(Dataset items)
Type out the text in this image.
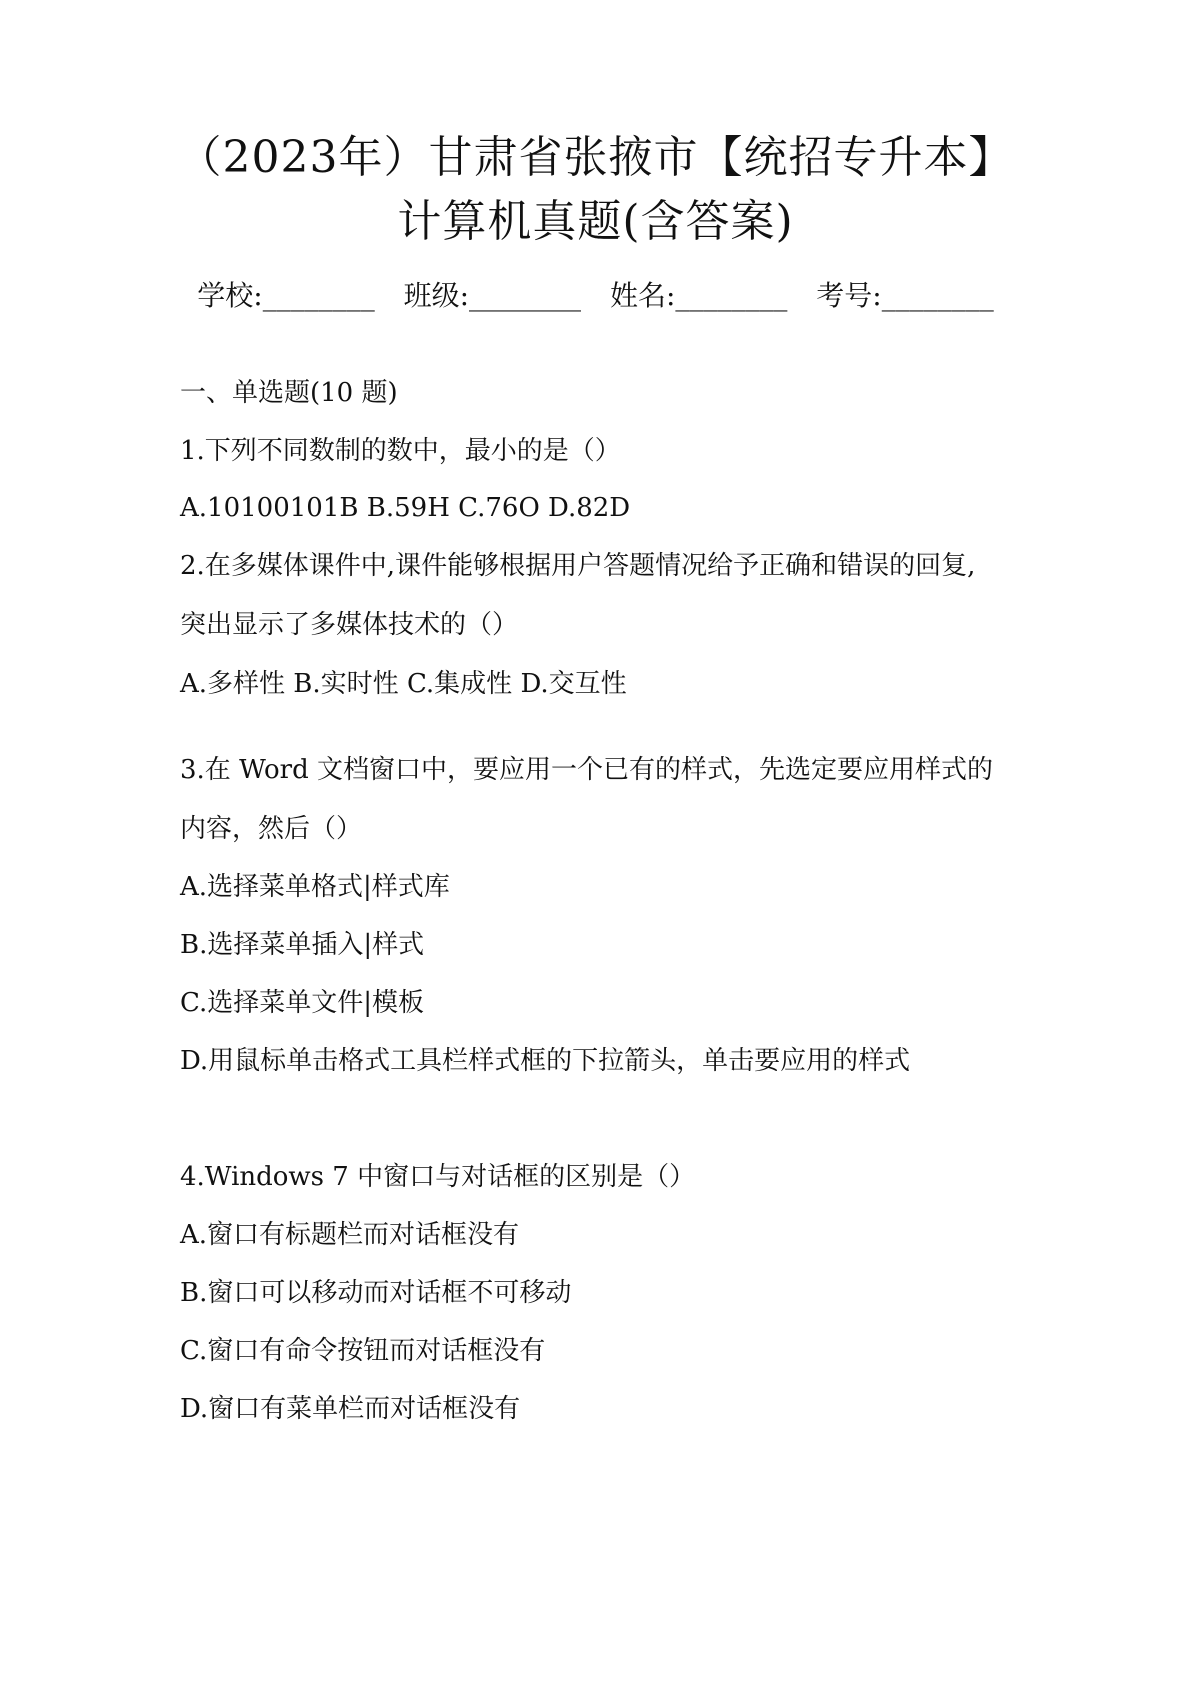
（2023年）甘肃省张掖市【统招专升本】
计算机真题(含答案)
学校:________ 班级:________ 姓名:________ 考号:________
一、单选题(10 题)
1.下列不同数制的数中，最小的是（）
A.10100101B B.59H C.76O D.82D
2.在多媒体课件中,课件能够根据用户答题情况给予正确和错误的回复,
突出显示了多媒体技术的（）
A.多样性 B.实时性 C.集成性 D.交互性
3.在 Word 文档窗口中，要应用一个已有的样式，先选定要应用样式的
内容，然后（）
A.选择菜单格式|样式库
B.选择菜单插入|样式
C.选择菜单文件|模板
D.用鼠标单击格式工具栏样式框的下拉箭头，单击要应用的样式
4.Windows 7 中窗口与对话框的区别是（）
A.窗口有标题栏而对话框没有
B.窗口可以移动而对话框不可移动
C.窗口有命令按钮而对话框没有
D.窗口有菜单栏而对话框没有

(The task):
Print each of the records above exactly as written, leaving no picture in the copy.

(Answer to the problem):
Type out the text in this image.
（2023年）甘肃省张掖市【统招专升本】
计算机真题(含答案)
学校:________ 班级:________ 姓名:________ 考号:________
一、单选题(10 题)
1.下列不同数制的数中，最小的是（）
A.10100101B B.59H C.76O D.82D
2.在多媒体课件中,课件能够根据用户答题情况给予正确和错误的回复,
突出显示了多媒体技术的（）
A.多样性 B.实时性 C.集成性 D.交互性
3.在 Word 文档窗口中，要应用一个已有的样式，先选定要应用样式的
内容，然后（）
A.选择菜单格式|样式库
B.选择菜单插入|样式
C.选择菜单文件|模板
D.用鼠标单击格式工具栏样式框的下拉箭头，单击要应用的样式
4.Windows 7 中窗口与对话框的区别是（）
A.窗口有标题栏而对话框没有
B.窗口可以移动而对话框不可移动
C.窗口有命令按钮而对话框没有
D.窗口有菜单栏而对话框没有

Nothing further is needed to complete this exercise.